ENTRIES SUPPLIED >>
_ _ _ _
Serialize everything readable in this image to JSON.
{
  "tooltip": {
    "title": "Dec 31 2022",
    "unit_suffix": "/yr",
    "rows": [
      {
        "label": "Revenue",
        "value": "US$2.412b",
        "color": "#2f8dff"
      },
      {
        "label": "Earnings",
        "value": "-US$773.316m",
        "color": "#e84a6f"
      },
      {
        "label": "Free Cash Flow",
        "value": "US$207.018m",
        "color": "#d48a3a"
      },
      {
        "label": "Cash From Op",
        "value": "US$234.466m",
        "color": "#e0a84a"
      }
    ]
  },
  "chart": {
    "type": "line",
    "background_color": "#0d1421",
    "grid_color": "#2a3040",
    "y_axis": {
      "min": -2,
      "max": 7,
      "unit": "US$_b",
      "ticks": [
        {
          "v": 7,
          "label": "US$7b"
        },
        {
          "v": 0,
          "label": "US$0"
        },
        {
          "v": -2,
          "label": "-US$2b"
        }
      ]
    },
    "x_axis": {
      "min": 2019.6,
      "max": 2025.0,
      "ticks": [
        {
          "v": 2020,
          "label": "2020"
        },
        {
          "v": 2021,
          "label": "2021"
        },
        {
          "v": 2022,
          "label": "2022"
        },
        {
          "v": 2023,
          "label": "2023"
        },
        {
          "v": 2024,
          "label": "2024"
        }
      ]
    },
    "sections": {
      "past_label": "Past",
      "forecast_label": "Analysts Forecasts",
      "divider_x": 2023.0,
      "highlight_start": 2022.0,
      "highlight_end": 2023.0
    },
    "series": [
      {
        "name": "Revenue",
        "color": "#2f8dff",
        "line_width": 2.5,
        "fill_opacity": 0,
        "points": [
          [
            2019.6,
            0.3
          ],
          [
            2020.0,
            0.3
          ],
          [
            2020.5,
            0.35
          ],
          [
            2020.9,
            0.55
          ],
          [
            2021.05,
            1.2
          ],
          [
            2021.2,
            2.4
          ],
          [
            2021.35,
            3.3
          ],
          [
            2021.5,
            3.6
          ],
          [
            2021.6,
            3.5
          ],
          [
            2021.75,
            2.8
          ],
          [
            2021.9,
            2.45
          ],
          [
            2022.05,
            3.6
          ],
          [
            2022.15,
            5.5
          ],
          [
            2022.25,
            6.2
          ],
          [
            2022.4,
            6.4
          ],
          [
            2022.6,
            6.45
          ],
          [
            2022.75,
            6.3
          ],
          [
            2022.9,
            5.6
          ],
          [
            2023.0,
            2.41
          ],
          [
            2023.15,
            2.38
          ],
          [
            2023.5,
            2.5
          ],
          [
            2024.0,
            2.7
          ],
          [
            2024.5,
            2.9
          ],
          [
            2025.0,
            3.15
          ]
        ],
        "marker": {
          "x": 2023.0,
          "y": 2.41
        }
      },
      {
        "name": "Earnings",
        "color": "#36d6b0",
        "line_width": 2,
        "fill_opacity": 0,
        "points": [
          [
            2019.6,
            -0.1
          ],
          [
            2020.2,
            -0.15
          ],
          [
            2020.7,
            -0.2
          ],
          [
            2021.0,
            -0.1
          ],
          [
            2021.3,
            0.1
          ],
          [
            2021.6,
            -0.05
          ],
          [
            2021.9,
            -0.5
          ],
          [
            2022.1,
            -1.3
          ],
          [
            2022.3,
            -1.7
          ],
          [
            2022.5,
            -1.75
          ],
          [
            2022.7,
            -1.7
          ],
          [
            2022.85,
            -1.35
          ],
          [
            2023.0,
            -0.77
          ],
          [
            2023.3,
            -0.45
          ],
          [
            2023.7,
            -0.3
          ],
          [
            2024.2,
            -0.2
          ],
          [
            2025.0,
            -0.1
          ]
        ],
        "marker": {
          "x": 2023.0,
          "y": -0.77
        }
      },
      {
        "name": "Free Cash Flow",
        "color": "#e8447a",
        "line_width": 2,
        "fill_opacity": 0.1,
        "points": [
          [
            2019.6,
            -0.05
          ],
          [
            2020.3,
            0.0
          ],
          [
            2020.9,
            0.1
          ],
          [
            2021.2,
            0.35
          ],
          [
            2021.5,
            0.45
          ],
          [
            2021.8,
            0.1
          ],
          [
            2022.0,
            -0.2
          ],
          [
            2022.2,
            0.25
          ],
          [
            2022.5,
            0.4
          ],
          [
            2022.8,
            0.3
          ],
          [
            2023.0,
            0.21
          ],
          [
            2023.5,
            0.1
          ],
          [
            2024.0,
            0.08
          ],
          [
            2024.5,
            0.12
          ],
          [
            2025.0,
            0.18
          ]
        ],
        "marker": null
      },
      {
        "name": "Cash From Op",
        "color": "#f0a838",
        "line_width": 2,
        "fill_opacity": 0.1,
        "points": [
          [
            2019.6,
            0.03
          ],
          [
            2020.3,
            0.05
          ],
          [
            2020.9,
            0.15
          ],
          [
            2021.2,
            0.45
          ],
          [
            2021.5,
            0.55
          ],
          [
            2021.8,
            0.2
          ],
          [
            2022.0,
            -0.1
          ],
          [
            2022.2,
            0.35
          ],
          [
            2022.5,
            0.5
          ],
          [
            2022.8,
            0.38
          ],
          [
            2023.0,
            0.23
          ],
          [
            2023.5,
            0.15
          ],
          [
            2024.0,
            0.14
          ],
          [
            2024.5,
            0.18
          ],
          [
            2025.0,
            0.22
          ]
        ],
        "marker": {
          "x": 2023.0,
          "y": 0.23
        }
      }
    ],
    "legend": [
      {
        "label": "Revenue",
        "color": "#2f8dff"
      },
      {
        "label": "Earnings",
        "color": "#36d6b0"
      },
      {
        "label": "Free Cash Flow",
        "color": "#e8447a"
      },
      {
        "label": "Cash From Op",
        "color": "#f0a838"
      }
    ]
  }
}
_ _ _ _
OBJECTIVE >>
Write the material out again word for word.

REPLY TO THE EXERCISE >>
Serialize everything readable in this image to JSON.
{
  "tooltip": {
    "title": "Dec 31 2022",
    "unit_suffix": "/yr",
    "rows": [
      {
        "label": "Revenue",
        "value": "US$2.412b",
        "color": "#2f8dff"
      },
      {
        "label": "Earnings",
        "value": "-US$773.316m",
        "color": "#e84a6f"
      },
      {
        "label": "Free Cash Flow",
        "value": "US$207.018m",
        "color": "#d48a3a"
      },
      {
        "label": "Cash From Op",
        "value": "US$234.466m",
        "color": "#e0a84a"
      }
    ]
  },
  "chart": {
    "type": "line",
    "background_color": "#0d1421",
    "grid_color": "#2a3040",
    "y_axis": {
      "min": -2,
      "max": 7,
      "unit": "US$_b",
      "ticks": [
        {
          "v": 7,
          "label": "US$7b"
        },
        {
          "v": 0,
          "label": "US$0"
        },
        {
          "v": -2,
          "label": "-US$2b"
        }
      ]
    },
    "x_axis": {
      "min": 2019.6,
      "max": 2025.0,
      "ticks": [
        {
          "v": 2020,
          "label": "2020"
        },
        {
          "v": 2021,
          "label": "2021"
        },
        {
          "v": 2022,
          "label": "2022"
        },
        {
          "v": 2023,
          "label": "2023"
        },
        {
          "v": 2024,
          "label": "2024"
        }
      ]
    },
    "sections": {
      "past_label": "Past",
      "forecast_label": "Analysts Forecasts",
      "divider_x": 2023.0,
      "highlight_start": 2022.0,
      "highlight_end": 2023.0
    },
    "series": [
      {
        "name": "Revenue",
        "color": "#2f8dff",
        "line_width": 2.5,
        "fill_opacity": 0,
        "points": [
          [
            2019.6,
            0.3
          ],
          [
            2020.0,
            0.3
          ],
          [
            2020.5,
            0.35
          ],
          [
            2020.9,
            0.55
          ],
          [
            2021.05,
            1.2
          ],
          [
            2021.2,
            2.4
          ],
          [
            2021.35,
            3.3
          ],
          [
            2021.5,
            3.6
          ],
          [
            2021.6,
            3.5
          ],
          [
            2021.75,
            2.8
          ],
          [
            2021.9,
            2.45
          ],
          [
            2022.05,
            3.6
          ],
          [
            2022.15,
            5.5
          ],
          [
            2022.25,
            6.2
          ],
          [
            2022.4,
            6.4
          ],
          [
            2022.6,
            6.45
          ],
          [
            2022.75,
            6.3
          ],
          [
            2022.9,
            5.6
          ],
          [
            2023.0,
            2.41
          ],
          [
            2023.15,
            2.38
          ],
          [
            2023.5,
            2.5
          ],
          [
            2024.0,
            2.7
          ],
          [
            2024.5,
            2.9
          ],
          [
            2025.0,
            3.15
          ]
        ],
        "marker": {
          "x": 2023.0,
          "y": 2.41
        }
      },
      {
        "name": "Earnings",
        "color": "#36d6b0",
        "line_width": 2,
        "fill_opacity": 0,
        "points": [
          [
            2019.6,
            -0.1
          ],
          [
            2020.2,
            -0.15
          ],
          [
            2020.7,
            -0.2
          ],
          [
            2021.0,
            -0.1
          ],
          [
            2021.3,
            0.1
          ],
          [
            2021.6,
            -0.05
          ],
          [
            2021.9,
            -0.5
          ],
          [
            2022.1,
            -1.3
          ],
          [
            2022.3,
            -1.7
          ],
          [
            2022.5,
            -1.75
          ],
          [
            2022.7,
            -1.7
          ],
          [
            2022.85,
            -1.35
          ],
          [
            2023.0,
            -0.77
          ],
          [
            2023.3,
            -0.45
          ],
          [
            2023.7,
            -0.3
          ],
          [
            2024.2,
            -0.2
          ],
          [
            2025.0,
            -0.1
          ]
        ],
        "marker": {
          "x": 2023.0,
          "y": -0.77
        }
      },
      {
        "name": "Free Cash Flow",
        "color": "#e8447a",
        "line_width": 2,
        "fill_opacity": 0.1,
        "points": [
          [
            2019.6,
            -0.05
          ],
          [
            2020.3,
            0.0
          ],
          [
            2020.9,
            0.1
          ],
          [
            2021.2,
            0.35
          ],
          [
            2021.5,
            0.45
          ],
          [
            2021.8,
            0.1
          ],
          [
            2022.0,
            -0.2
          ],
          [
            2022.2,
            0.25
          ],
          [
            2022.5,
            0.4
          ],
          [
            2022.8,
            0.3
          ],
          [
            2023.0,
            0.21
          ],
          [
            2023.5,
            0.1
          ],
          [
            2024.0,
            0.08
          ],
          [
            2024.5,
            0.12
          ],
          [
            2025.0,
            0.18
          ]
        ],
        "marker": null
      },
      {
        "name": "Cash From Op",
        "color": "#f0a838",
        "line_width": 2,
        "fill_opacity": 0.1,
        "points": [
          [
            2019.6,
            0.03
          ],
          [
            2020.3,
            0.05
          ],
          [
            2020.9,
            0.15
          ],
          [
            2021.2,
            0.45
          ],
          [
            2021.5,
            0.55
          ],
          [
            2021.8,
            0.2
          ],
          [
            2022.0,
            -0.1
          ],
          [
            2022.2,
            0.35
          ],
          [
            2022.5,
            0.5
          ],
          [
            2022.8,
            0.38
          ],
          [
            2023.0,
            0.23
          ],
          [
            2023.5,
            0.15
          ],
          [
            2024.0,
            0.14
          ],
          [
            2024.5,
            0.18
          ],
          [
            2025.0,
            0.22
          ]
        ],
        "marker": {
          "x": 2023.0,
          "y": 0.23
        }
      }
    ],
    "legend": [
      {
        "label": "Revenue",
        "color": "#2f8dff"
      },
      {
        "label": "Earnings",
        "color": "#36d6b0"
      },
      {
        "label": "Free Cash Flow",
        "color": "#e8447a"
      },
      {
        "label": "Cash From Op",
        "color": "#f0a838"
      }
    ]
  }
}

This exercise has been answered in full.